### WHAT YOU ARE ASKED TO DO
Copy out exactly the lines from the line containing "Convert this document image to plain text." to the end of the listing.

(Recorded data)
+---+

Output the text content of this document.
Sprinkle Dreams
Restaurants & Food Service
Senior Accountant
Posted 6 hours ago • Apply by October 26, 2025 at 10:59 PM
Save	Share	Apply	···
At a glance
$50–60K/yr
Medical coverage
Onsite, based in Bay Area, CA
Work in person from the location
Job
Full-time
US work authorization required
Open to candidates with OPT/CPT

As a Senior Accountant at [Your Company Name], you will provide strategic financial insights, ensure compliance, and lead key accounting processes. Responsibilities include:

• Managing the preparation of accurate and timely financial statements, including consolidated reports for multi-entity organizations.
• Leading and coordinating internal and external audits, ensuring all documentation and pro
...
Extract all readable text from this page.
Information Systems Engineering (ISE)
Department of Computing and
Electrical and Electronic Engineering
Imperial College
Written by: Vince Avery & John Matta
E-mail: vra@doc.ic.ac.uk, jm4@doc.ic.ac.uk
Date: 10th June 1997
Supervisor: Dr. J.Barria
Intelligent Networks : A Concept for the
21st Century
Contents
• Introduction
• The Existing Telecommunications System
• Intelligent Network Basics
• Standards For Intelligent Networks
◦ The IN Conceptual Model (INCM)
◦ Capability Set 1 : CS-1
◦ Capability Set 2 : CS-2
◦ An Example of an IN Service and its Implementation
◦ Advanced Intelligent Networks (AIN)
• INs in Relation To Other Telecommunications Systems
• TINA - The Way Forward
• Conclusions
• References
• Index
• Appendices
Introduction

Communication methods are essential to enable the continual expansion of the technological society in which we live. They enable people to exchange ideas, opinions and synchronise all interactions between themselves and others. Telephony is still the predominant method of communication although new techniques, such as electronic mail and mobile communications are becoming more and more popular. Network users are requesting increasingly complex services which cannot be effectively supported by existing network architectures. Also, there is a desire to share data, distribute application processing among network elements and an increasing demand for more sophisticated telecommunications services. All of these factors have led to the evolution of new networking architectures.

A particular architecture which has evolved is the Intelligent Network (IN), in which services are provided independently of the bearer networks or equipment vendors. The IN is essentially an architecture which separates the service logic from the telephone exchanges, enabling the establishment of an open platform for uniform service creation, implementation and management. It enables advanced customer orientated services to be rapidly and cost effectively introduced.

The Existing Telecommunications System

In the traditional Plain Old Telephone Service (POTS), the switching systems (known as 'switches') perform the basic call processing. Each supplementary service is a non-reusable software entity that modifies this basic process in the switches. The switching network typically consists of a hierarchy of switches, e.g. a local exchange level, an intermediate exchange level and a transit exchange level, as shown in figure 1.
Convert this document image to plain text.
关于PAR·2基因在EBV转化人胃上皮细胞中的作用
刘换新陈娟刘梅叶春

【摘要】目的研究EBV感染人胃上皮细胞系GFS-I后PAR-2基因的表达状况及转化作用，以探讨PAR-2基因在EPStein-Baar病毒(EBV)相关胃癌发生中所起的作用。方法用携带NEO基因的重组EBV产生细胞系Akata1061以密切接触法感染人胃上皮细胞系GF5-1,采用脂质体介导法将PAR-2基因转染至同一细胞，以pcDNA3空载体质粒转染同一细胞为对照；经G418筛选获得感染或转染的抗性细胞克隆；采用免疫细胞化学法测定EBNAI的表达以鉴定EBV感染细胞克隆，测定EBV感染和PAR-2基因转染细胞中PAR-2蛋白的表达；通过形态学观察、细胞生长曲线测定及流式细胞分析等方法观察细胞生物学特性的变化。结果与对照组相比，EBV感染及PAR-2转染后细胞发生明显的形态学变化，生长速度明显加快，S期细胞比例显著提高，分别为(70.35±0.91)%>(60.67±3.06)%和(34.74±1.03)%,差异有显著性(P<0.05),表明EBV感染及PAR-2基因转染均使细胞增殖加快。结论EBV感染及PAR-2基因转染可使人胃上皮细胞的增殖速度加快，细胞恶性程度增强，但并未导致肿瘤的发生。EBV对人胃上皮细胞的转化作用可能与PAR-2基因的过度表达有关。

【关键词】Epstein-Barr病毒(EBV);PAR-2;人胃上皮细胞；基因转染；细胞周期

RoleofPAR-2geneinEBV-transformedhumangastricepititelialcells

+---+

### PROBLEM SOLUTION
Convert this document image to plain text.
关于PAR·2基因在EBV转化人胃上皮细胞中的作用
刘换新陈娟刘梅叶春

【摘要】目的研究EBV感染人胃上皮细胞系GFS-I后PAR-2基因的表达状况及转化作用，以探讨PAR-2基因在EPStein-Baar病毒(EBV)相关胃癌发生中所起的作用。方法用携带NEO基因的重组EBV产生细胞系Akata1061以密切接触法感染人胃上皮细胞系GF5-1,采用脂质体介导法将PAR-2基因转染至同一细胞，以pcDNA3空载体质粒转染同一细胞为对照；经G418筛选获得感染或转染的抗性细胞克隆；采用免疫细胞化学法测定EBNAI的表达以鉴定EBV感染细胞克隆，测定EBV感染和PAR-2基因转染细胞中PAR-2蛋白的表达；通过形态学观察、细胞生长曲线测定及流式细胞分析等方法观察细胞生物学特性的变化。结果与对照组相比，EBV感染及PAR-2转染后细胞发生明显的形态学变化，生长速度明显加快，S期细胞比例显著提高，分别为(70.35±0.91)%>(60.67±3.06)%和(34.74±1.03)%,差异有显著性(P<0.05),表明EBV感染及PAR-2基因转染均使细胞增殖加快。结论EBV感染及PAR-2基因转染可使人胃上皮细胞的增殖速度加快，细胞恶性程度增强，但并未导致肿瘤的发生。EBV对人胃上皮细胞的转化作用可能与PAR-2基因的过度表达有关。

【关键词】Epstein-Barr病毒(EBV);PAR-2;人胃上皮细胞；基因转染；细胞周期

RoleofPAR-2geneinEBV-transformedhumangastricepititelialcells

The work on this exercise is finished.